Give the number of lines in the records below that include "user", and nothing more.

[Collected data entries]
━━━━━━━━━━━━━━━━

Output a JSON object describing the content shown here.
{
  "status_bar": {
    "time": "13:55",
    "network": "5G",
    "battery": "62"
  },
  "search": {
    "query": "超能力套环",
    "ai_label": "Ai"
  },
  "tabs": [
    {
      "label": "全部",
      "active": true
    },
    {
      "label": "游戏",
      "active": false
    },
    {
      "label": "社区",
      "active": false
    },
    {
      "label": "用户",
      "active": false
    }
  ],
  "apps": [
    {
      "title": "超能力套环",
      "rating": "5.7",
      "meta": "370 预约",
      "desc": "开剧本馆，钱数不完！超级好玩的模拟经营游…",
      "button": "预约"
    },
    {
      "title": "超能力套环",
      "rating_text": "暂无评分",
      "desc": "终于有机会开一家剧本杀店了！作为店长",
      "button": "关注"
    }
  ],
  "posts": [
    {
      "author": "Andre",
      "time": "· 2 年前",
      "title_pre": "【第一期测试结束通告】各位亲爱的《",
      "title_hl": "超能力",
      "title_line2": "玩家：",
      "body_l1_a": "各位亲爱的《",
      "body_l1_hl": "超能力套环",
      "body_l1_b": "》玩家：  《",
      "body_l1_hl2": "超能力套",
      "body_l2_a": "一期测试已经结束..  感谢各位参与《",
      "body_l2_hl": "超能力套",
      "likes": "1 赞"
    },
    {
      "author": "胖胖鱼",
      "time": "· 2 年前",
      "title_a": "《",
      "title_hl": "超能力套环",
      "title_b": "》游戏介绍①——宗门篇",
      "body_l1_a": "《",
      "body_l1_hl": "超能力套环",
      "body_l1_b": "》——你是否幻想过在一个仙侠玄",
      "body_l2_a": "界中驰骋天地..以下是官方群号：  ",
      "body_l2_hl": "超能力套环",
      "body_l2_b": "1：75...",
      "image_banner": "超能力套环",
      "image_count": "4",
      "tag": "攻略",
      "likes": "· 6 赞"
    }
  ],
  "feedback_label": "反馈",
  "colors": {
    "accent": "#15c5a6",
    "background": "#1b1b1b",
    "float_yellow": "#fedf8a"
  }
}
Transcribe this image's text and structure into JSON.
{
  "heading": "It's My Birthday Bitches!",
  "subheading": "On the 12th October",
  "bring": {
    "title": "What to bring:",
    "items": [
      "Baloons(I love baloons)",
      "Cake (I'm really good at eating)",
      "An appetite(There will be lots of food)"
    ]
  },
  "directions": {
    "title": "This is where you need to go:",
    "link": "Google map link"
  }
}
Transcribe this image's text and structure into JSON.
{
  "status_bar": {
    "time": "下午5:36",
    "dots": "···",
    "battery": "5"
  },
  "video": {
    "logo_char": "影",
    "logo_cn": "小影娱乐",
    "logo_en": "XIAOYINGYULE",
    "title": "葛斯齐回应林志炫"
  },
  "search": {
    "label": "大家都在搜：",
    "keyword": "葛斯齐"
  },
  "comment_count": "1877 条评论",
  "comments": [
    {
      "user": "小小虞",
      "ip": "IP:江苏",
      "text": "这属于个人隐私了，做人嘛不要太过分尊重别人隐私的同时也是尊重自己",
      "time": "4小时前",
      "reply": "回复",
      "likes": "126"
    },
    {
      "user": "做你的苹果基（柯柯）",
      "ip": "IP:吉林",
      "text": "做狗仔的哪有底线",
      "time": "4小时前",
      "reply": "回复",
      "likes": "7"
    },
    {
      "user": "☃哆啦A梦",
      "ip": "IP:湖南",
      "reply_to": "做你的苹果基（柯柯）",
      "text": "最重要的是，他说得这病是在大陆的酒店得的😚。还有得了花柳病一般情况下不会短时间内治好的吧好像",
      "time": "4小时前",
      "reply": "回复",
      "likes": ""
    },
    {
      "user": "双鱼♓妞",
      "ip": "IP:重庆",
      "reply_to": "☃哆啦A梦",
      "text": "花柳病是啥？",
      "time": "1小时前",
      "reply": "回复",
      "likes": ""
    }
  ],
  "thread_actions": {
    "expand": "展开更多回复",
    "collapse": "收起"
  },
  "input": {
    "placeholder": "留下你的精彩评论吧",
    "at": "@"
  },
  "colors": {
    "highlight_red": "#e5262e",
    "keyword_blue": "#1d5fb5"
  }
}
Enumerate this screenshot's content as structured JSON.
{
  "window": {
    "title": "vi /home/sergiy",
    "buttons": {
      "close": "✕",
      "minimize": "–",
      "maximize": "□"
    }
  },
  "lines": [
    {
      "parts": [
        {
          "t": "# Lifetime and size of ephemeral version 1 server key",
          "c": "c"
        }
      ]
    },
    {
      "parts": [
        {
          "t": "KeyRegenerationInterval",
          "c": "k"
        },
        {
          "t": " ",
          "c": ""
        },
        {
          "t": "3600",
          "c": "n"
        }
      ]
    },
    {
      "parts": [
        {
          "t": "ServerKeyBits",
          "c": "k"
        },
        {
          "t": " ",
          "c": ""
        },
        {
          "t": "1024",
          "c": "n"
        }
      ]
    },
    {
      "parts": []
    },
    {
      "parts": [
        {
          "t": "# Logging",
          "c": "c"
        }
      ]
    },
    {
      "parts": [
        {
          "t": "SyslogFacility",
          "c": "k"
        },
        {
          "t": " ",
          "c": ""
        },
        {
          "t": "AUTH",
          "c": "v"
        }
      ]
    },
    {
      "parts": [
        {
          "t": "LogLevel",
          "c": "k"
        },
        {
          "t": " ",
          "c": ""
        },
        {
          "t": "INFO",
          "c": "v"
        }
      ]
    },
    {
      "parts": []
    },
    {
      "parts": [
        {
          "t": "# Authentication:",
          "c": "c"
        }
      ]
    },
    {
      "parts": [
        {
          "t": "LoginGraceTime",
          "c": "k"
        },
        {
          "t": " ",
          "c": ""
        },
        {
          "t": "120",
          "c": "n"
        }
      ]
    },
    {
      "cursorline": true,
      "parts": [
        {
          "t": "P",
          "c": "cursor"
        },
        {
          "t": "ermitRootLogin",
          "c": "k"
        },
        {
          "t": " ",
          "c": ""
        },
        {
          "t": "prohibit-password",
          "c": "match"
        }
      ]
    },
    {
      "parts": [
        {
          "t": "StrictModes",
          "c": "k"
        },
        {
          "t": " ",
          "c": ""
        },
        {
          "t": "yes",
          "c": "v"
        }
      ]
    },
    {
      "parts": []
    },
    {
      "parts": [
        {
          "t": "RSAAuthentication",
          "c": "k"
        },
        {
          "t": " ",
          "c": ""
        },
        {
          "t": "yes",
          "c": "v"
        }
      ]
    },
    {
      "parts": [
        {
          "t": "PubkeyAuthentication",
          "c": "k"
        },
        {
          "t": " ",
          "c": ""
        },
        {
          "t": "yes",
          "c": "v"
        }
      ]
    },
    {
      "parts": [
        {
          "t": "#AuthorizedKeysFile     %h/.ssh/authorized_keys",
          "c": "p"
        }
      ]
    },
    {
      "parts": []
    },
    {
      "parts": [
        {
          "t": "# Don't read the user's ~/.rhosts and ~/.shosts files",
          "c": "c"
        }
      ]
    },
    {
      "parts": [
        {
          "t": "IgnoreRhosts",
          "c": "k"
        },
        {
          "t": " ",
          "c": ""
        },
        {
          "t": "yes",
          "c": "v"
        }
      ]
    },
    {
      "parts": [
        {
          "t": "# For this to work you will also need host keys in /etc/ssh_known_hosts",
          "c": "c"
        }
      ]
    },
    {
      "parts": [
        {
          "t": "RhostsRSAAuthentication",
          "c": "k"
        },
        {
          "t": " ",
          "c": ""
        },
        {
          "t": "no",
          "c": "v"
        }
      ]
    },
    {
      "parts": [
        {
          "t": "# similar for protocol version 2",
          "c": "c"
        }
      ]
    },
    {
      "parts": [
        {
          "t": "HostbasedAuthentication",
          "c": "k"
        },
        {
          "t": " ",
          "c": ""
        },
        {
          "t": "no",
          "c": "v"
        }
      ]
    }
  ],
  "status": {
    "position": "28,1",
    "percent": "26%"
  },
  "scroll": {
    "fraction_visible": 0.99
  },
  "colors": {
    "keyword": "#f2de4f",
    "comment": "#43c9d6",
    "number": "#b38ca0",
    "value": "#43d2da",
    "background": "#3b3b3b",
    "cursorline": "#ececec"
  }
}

━━━━━━━━━━━━━━━━

_Correct output_
5